## ESTRATTO DELLA FONTE
○ ○ ○ ○

Sabato 16 Febbraio 2019
A questo giro siamo un po’ meno e forse anche un po’ sfigati, nonostante il mezzo corazzato del forte e generoso Wainer le slavine prima della galleria ci impongono di muovere le chiappette se vogliamo entrare in grotta, le squadre sono presto fatte:
5 reggiani (Zanga, Sonia, Matteo, Wainer ed Hendrix) che si infileranno in Arbadrix per verificare se il ramo sinistro degli Etnei comunica con i bigoli posti dopo la sala delle tre vie (o due corde) mentre i tre pratesi (Mario, Alessio e Fabio) si imbucheranno nel Gigi per andare a fare una risalita sopra la “padella”.
Come la volta scorsa abbiamo il collegamento radio che sicuramente è un bel punto di riferimento.
Dopo aver traversato il Pozzo del Nazgul in corrispondenza di una corda che sale guardando verso il basso il meandro si approfondisce verticalmente per una ventina di metri, si tratta di verificare che il meandro che a valle si getta nella sala sotto al Nazgul, a monte non prosegua per conto proprio.
Risaliamo il Pozzo della padella e ci apprestiamo a superare il limite esplorativo di oltre dieci anni fa. Allora dopo la risalita effettuata dal medesimo e Stefano Bettini di Firenze, Moreno si affacciò intravedendo ambienti ampi e promettenti che decidemmo di tenere in fresco per occasioni migliori.
La Sala biliardo posta sopra la testa del pozzo è bella, adornata da una verticale con pareti stratificate e lavorate dall’acqua così da conferirgli una forma a campana con alla base massi di frana.
Giungiamo alla sala del primo contatto in circa un’ora e mezzo e da lì comunichiamo distintamente con i vicini. Ci prepariamo a risalire dopo aver comunicato le nostre intenzioni ad Hendrix mentre Mario si dà alla bella vita guardandosi in giro per capire cosa può offrire il posto. E’ così che l’ormai “esperto speleo” tirato a lucido sfila il secondo asso dalla manica e ci distoglie dalla verticale per luoghi più ameni.
Il nuovo rametto scende con aria alle spalle, direzione sud (dato che verificato in seguito sarà l’esatto contrario) in un bel marmo bianco lavorato da piccole skellops che si alterna con inserzioni di rocce meno nobili. Dopo 3 saltini di pochi metri ma da attrezzare per forza incontriamo una stanza con scisti alla base e soffitto che si abbassa fino a 20 centimetri circa, il percorso in pianta, stimato oltre 100 metri rischia di fermarsi a causa di questa strettoia che a malapena lascia intravedere qualcosa di più largo oltre.
Alcune titubanze offuscano il trio prima che Alessio cominci a smartellare l’odiato scisto che non ci vuol far passare (!), intanto il rilevatore fa il suo sporco ma utilissimo lavoro e giunto in loco decide di sfoderare le sue doti di strettoista che Topolinia (Grotta n.995 del catasto toscano) gli ha insegnato quando era un ragazzo.

○ ○ ○ ○

## DATI MEMORIZZATI
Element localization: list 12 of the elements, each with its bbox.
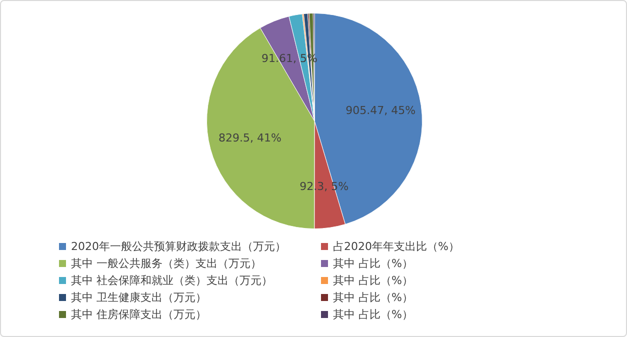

○ ○ ○ ○

## COMPITO
Trascrivi senza modifiche il passo del resoconto dell'uscita in grotta che va da "Il nuovo rametto" fino a "più largo oltre.", comprese queste ultime parole.

## RISPOSTA CORRETTA
Il nuovo rametto scende con aria alle spalle, direzione sud (dato che verificato in seguito sarà l’esatto contrario) in un bel marmo bianco lavorato da piccole skellops che si alterna con inserzioni di rocce meno nobili. Dopo 3 saltini di pochi metri ma da attrezzare per forza incontriamo una stanza con scisti alla base e soffitto che si abbassa fino a 20 centimetri circa, il percorso in pianta, stimato oltre 100 metri rischia di fermarsi a causa di questa strettoia che a malapena lascia intravedere qualcosa di più largo oltre.